▸ Dataset content
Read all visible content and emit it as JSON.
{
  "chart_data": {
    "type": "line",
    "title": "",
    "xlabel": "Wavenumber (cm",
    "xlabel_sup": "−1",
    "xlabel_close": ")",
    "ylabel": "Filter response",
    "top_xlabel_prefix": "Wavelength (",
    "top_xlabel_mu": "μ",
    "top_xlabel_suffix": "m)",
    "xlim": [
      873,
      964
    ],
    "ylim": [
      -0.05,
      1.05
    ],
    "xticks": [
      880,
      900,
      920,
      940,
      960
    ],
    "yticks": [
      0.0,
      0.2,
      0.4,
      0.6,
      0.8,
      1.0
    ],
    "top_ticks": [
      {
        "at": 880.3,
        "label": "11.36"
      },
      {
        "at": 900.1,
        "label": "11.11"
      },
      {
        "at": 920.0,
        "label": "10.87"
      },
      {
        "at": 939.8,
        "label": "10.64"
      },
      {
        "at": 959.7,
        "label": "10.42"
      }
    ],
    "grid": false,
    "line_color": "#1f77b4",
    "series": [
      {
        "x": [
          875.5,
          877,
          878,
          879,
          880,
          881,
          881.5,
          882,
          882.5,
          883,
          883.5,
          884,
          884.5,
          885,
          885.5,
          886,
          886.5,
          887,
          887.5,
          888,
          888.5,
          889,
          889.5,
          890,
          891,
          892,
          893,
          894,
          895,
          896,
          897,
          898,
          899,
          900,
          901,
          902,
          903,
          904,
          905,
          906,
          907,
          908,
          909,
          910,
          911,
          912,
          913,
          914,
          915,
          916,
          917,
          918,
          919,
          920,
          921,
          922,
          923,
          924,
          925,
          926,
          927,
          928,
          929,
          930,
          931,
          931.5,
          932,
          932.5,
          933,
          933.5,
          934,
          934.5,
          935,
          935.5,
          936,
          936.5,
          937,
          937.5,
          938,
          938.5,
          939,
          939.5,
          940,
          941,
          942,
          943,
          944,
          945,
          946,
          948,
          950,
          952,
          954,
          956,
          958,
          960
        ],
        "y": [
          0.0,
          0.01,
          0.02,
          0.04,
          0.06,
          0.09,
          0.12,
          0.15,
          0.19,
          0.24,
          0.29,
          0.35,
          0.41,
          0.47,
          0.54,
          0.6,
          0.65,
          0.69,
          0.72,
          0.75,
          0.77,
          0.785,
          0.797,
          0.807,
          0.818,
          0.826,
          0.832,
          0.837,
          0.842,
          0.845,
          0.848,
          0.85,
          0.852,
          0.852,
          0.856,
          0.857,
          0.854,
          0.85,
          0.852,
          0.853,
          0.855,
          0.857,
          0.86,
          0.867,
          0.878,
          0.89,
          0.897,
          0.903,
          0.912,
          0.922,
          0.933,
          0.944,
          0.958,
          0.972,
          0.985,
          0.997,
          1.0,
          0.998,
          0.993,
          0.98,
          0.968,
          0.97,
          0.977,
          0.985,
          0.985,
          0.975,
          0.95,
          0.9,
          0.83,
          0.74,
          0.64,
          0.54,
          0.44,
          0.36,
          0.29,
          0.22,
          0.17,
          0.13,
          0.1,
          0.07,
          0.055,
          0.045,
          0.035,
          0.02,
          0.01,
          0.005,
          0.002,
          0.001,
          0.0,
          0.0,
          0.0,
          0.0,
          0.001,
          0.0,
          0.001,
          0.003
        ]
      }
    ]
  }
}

▸ Given instruction
Retype all of the data shown above, word for word.

▸ Task response
Read all visible content and emit it as JSON.
{
  "chart_data": {
    "type": "line",
    "title": "",
    "xlabel": "Wavenumber (cm",
    "xlabel_sup": "−1",
    "xlabel_close": ")",
    "ylabel": "Filter response",
    "top_xlabel_prefix": "Wavelength (",
    "top_xlabel_mu": "μ",
    "top_xlabel_suffix": "m)",
    "xlim": [
      873,
      964
    ],
    "ylim": [
      -0.05,
      1.05
    ],
    "xticks": [
      880,
      900,
      920,
      940,
      960
    ],
    "yticks": [
      0.0,
      0.2,
      0.4,
      0.6,
      0.8,
      1.0
    ],
    "top_ticks": [
      {
        "at": 880.3,
        "label": "11.36"
      },
      {
        "at": 900.1,
        "label": "11.11"
      },
      {
        "at": 920.0,
        "label": "10.87"
      },
      {
        "at": 939.8,
        "label": "10.64"
      },
      {
        "at": 959.7,
        "label": "10.42"
      }
    ],
    "grid": false,
    "line_color": "#1f77b4",
    "series": [
      {
        "x": [
          875.5,
          877,
          878,
          879,
          880,
          881,
          881.5,
          882,
          882.5,
          883,
          883.5,
          884,
          884.5,
          885,
          885.5,
          886,
          886.5,
          887,
          887.5,
          888,
          888.5,
          889,
          889.5,
          890,
          891,
          892,
          893,
          894,
          895,
          896,
          897,
          898,
          899,
          900,
          901,
          902,
          903,
          904,
          905,
          906,
          907,
          908,
          909,
          910,
          911,
          912,
          913,
          914,
          915,
          916,
          917,
          918,
          919,
          920,
          921,
          922,
          923,
          924,
          925,
          926,
          927,
          928,
          929,
          930,
          931,
          931.5,
          932,
          932.5,
          933,
          933.5,
          934,
          934.5,
          935,
          935.5,
          936,
          936.5,
          937,
          937.5,
          938,
          938.5,
          939,
          939.5,
          940,
          941,
          942,
          943,
          944,
          945,
          946,
          948,
          950,
          952,
          954,
          956,
          958,
          960
        ],
        "y": [
          0.0,
          0.01,
          0.02,
          0.04,
          0.06,
          0.09,
          0.12,
          0.15,
          0.19,
          0.24,
          0.29,
          0.35,
          0.41,
          0.47,
          0.54,
          0.6,
          0.65,
          0.69,
          0.72,
          0.75,
          0.77,
          0.785,
          0.797,
          0.807,
          0.818,
          0.826,
          0.832,
          0.837,
          0.842,
          0.845,
          0.848,
          0.85,
          0.852,
          0.852,
          0.856,
          0.857,
          0.854,
          0.85,
          0.852,
          0.853,
          0.855,
          0.857,
          0.86,
          0.867,
          0.878,
          0.89,
          0.897,
          0.903,
          0.912,
          0.922,
          0.933,
          0.944,
          0.958,
          0.972,
          0.985,
          0.997,
          1.0,
          0.998,
          0.993,
          0.98,
          0.968,
          0.97,
          0.977,
          0.985,
          0.985,
          0.975,
          0.95,
          0.9,
          0.83,
          0.74,
          0.64,
          0.54,
          0.44,
          0.36,
          0.29,
          0.22,
          0.17,
          0.13,
          0.1,
          0.07,
          0.055,
          0.045,
          0.035,
          0.02,
          0.01,
          0.005,
          0.002,
          0.001,
          0.0,
          0.0,
          0.0,
          0.0,
          0.001,
          0.0,
          0.001,
          0.003
        ]
      }
    ]
  }
}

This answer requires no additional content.